(Extracted records)
______

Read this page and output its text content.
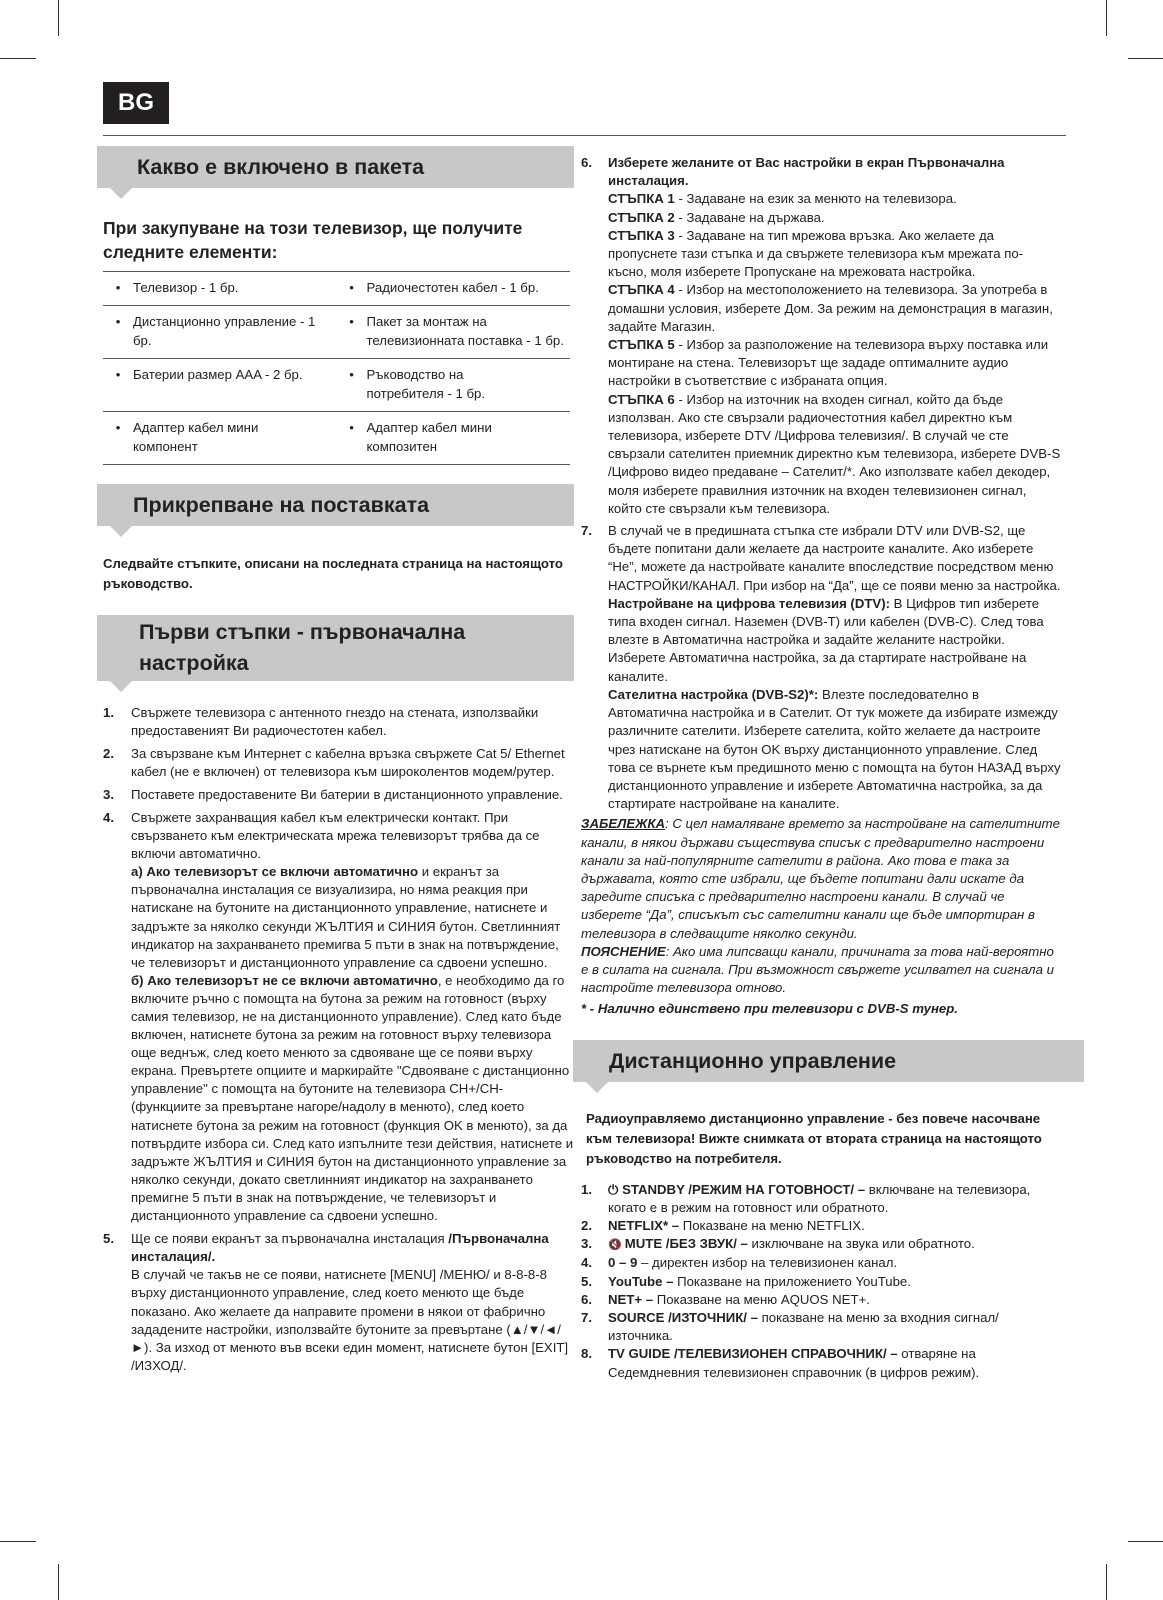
BG
Какво е включено в пакета

При закупуване на този телевизор, ще получите следните елементи:

• Телевизор - 1 бр.	• Радиочестотен кабел - 1 бр.
• Дистанционно управление - 1 бр.
• Пакет за монтаж на телевизионната поставка - 1 бр.
• Батерии размер AAA - 2 бр.	• Ръководство на потребителя - 1 бр.
• Адаптер кабел мини компонент
• Адаптер кабел мини композитен
Прикрепване на поставката

Следвайте стъпките, описани на последната страница на настоящото ръководство.

Първи стъпки - първоначална настройка
1. Свържете телевизора с антенното гнездо на стената, използвайки предоставеният Ви радиочестотен кабел.
2. За свързване към Интернет с кабелна връзка свържете Cat 5/ Ethernet кабел (не е включен) от телевизора към широколентов модем/рутер.
3. Поставете предоставените Ви батерии в дистанционното управление.
4. Свържете захранващия кабел към електрически контакт. При свързването към електрическата мрежа телевизорът трябва да се включи автоматично.
а) Ако телевизорът се включи автоматично и екранът за първоначална инсталация се визуализира, но няма реакция при натискане на бутоните на дистанционното управление, натиснете и задръжте за няколко секунди ЖЪЛТИЯ и СИНИЯ бутон. Светлинният индикатор на захранването премигва 5 пъти в знак на потвърждение, че телевизорът и дистанционното управление са сдвоени успешно.
б) Ако телевизорът не се включи автоматично, е необходимо да го включите ръчно с помощта на бутона за режим на готовност (върху самия телевизор, не на дистанционното управление). След като бъде включен, натиснете бутона за режим на готовност върху телевизора още веднъж, след което менюто за сдвояване ще се появи върху екрана. Превъртете опциите и маркирайте "Сдвояване с дистанционно управление" с помощта на бутоните на телевизора CH+/CH- (функциите за превъртане нагоре/надолу в менюто), след което натиснете бутона за режим на готовност (функция OK в менюто), за да потвърдите избора си. След като изпълните тези действия, натиснете и задръжте ЖЪЛТИЯ и СИНИЯ бутон на дистанционното управление за няколко секунди, докато светлинният индикатор на захранването премигне 5 пъти в знак на потвърждение, че телевизорът и дистанционното управление са сдвоени успешно.
5. Ще се появи екранът за първоначална инсталация /Първоначална инсталация/.
В случай че такъв не се появи, натиснете [MENU] /МЕНЮ/ и 8-8-8-8 върху дистанционното управление, след което менюто ще бъде показано. Ако желаете да направите промени в някои от фабрично зададените настройки, използвайте бутоните за превъртане (▲/▼/◄/►). За изход от менюто във всеки един момент, натиснете бутон [EXIT] /ИЗХОД/.
6. Изберете желаните от Вас настройки в екран Първоначална инсталация.
СТЪПКА 1 - Задаване на език за менюто на телевизора.
СТЪПКА 2 - Задаване на държава.
СТЪПКА 3 - Задаване на тип мрежова връзка. Ако желаете да пропуснете тази стъпка и да свържете телевизора към мрежата по-късно, моля изберете Пропускане на мрежовата настройка.
СТЪПКА 4 - Избор на местоположението на телевизора. За употреба в домашни условия, изберете Дом. За режим на демонстрация в магазин, задайте Магазин.
СТЪПКА 5 - Избор за разположение на телевизора върху поставка или монтиране на стена. Телевизорът ще зададе оптималните аудио настройки в съответствие с избраната опция.
СТЪПКА 6 - Избор на източник на входен сигнал, който да бъде използван. Ако сте свързали радиочестотния кабел директно към телевизора, изберете DTV /Цифрова телевизия/. В случай че сте свързали сателитен приемник директно към телевизора, изберете DVB-S /Цифрово видео предаване – Сателит/*. Ако използвате кабел декодер, моля изберете правилния източник на входен телевизионен сигнал, който сте свързали към телевизора.
7. В случай че в предишната стъпка сте избрали DTV или DVB-S2, ще бъдете попитани дали желаете да настроите каналите. Ако изберете “Не”, можете да настройвате каналите впоследствие посредством меню НАСТРОЙКИ/КАНАЛ. При избор на “Да”, ще се появи меню за настройка.
Настройване на цифрова телевизия (DTV): В Цифров тип изберете типа входен сигнал. Наземен (DVB-T) или кабелен (DVB-C). След това влезте в Автоматична настройка и задайте желаните настройки. Изберете Автоматична настройка, за да стартирате настройване на каналите.
Сателитна настройка (DVB-S2)*: Влезте последователно в Автоматична настройка и в Сателит. От тук можете да избирате измежду различните сателити. Изберете сателита, който желаете да настроите чрез натискане на бутон OK върху дистанционното управление. След това се върнете към предишното меню с помощта на бутон НАЗАД върху дистанционното управление и изберете Автоматична настройка, за да стартирате настройване на каналите.
ЗАБЕЛЕЖКА: С цел намаляване времето за настройване на сателитните канали, в някои държави съществува списък с предварително настроени канали за най-популярните сателити в района. Ако това е така за държавата, която сте избрали, ще бъдете попитани дали искате да заредите списъка с предварително настроени канали. В случай че изберете “Да”, списъкът със сателитни канали ще бъде импортиран в телевизора в следващите няколко секунди.
ПОЯСНЕНИЕ: Ако има липсващи канали, причината за това най-вероятно е в силата на сигнала. При възможност свържете усилвател на сигнала и настройте телевизора отново.
* - Налично единствено при телевизори с DVB-S тунер.
Дистанционно управление

Радиоуправляемо дистанционно управление - без повече насочване към телевизора! Вижте снимката от втората страница на настоящото ръководство на потребителя.

1. ⏻ STANDBY /РЕЖИМ НА ГОТОВНОСТ/ – включване на телевизора, когато е в режим на готовност или обратното.
2. NETFLIX* – Показване на меню NETFLIX.
3. 🔇 MUTE /БЕЗ ЗВУК/ – изключване на звука или обратното.
4. 0 – 9 – директен избор на телевизионен канал.
5. YouTube – Показване на приложението YouTube.
6. NET+ – Показване на меню AQUOS NET+.
7. SOURCE /ИЗТОЧНИК/ – показване на меню за входния сигнал/ източника.
8. TV GUIDE /ТЕЛЕВИЗИОНЕН СПРАВОЧНИК/ – отваряне на Седемдневния телевизионен справочник (в цифров режим).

______

In the records, locate each line holding the string "връзка" and copy it.

2. За свързване към Интернет с кабелна връзка свържете Cat 5/ Ethernet кабел (не е включен) от телевизора към широколентов модем/рутер.
СТЪПКА 3 - Задаване на тип мрежова връзка. Ако желаете да пропуснете тази стъпка и да свържете телевизора към мрежата по-късно, моля изберете Пропускане на мрежовата настройка.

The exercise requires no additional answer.